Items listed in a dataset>
_ _ _ _ _
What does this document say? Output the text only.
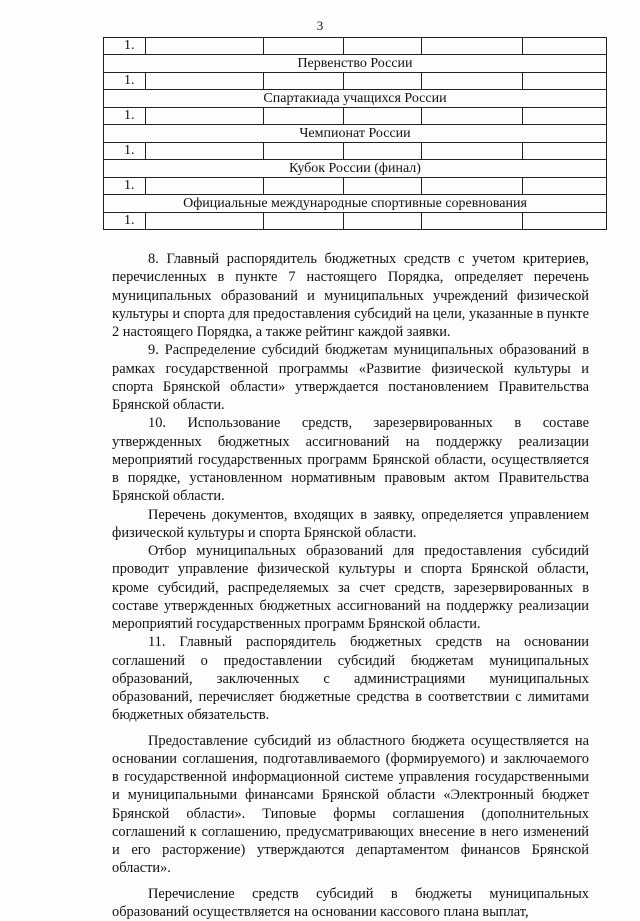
3
1.					
Первенство России					
1.					
Спартакиада учащихся России					
1.					
Чемпионат России					
1.					
Кубок России (финал)					
1.					
Официальные международные спортивные соревнования					
1.					

8. Главный распорядитель бюджетных средств с учетом критериев, перечисленных в пункте 7 настоящего Порядка, определяет перечень муниципальных образований и муниципальных учреждений физической культуры и спорта для предоставления субсидий на цели, указанные в пункте 2 настоящего Порядка, а также рейтинг каждой заявки.

9. Распределение субсидий бюджетам муниципальных образований в рамках государственной программы «Развитие физической культуры и спорта Брянской области» утверждается постановлением Правительства Брянской области.

10. Использование средств, зарезервированных в составе утвержденных бюджетных ассигнований на поддержку реализации мероприятий государственных программ Брянской области, осуществляется в порядке, установленном нормативным правовым актом Правительства Брянской области.

Перечень документов, входящих в заявку, определяется управлением физической культуры и спорта Брянской области.

Отбор муниципальных образований для предоставления субсидий проводит управление физической культуры и спорта Брянской области, кроме субсидий, распределяемых за счет средств, зарезервированных в составе утвержденных бюджетных ассигнований на поддержку реализации мероприятий государственных программ Брянской области.

11. Главный распорядитель бюджетных средств на основании соглашений о предоставлении субсидий бюджетам муниципальных образований, заключенных с администрациями муниципальных образований, перечисляет бюджетные средства в соответствии с лимитами бюджетных обязательств.

Предоставление субсидий из областного бюджета осуществляется на основании соглашения, подготавливаемого (формируемого) и заключаемого в государственной информационной системе управления государственными и муниципальными финансами Брянской области «Электронный бюджет Брянской области». Типовые формы соглашения (дополнительных соглашений к соглашению, предусматривающих внесение в него изменений и его расторжение) утверждаются департаментом финансов Брянской области».

Перечисление средств субсидий в бюджеты муниципальных образований осуществляется на основании кассового плана выплат,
_ _ _ _ _
Given task>
In the entries above, find each line with the string "Главный" and copy it.

Response for this exercise>
8. Главный распорядитель бюджетных средств с учетом критериев, перечисленных в пункте 7 настоящего Порядка, определяет перечень муниципальных образований и муниципальных учреждений физической культуры и спорта для предоставления субсидий на цели, указанные в пункте 2 настоящего Порядка, а также рейтинг каждой заявки.
11. Главный распорядитель бюджетных средств на основании соглашений о предоставлении субсидий бюджетам муниципальных образований, заключенных с администрациями муниципальных образований, перечисляет бюджетные средства в соответствии с лимитами бюджетных обязательств.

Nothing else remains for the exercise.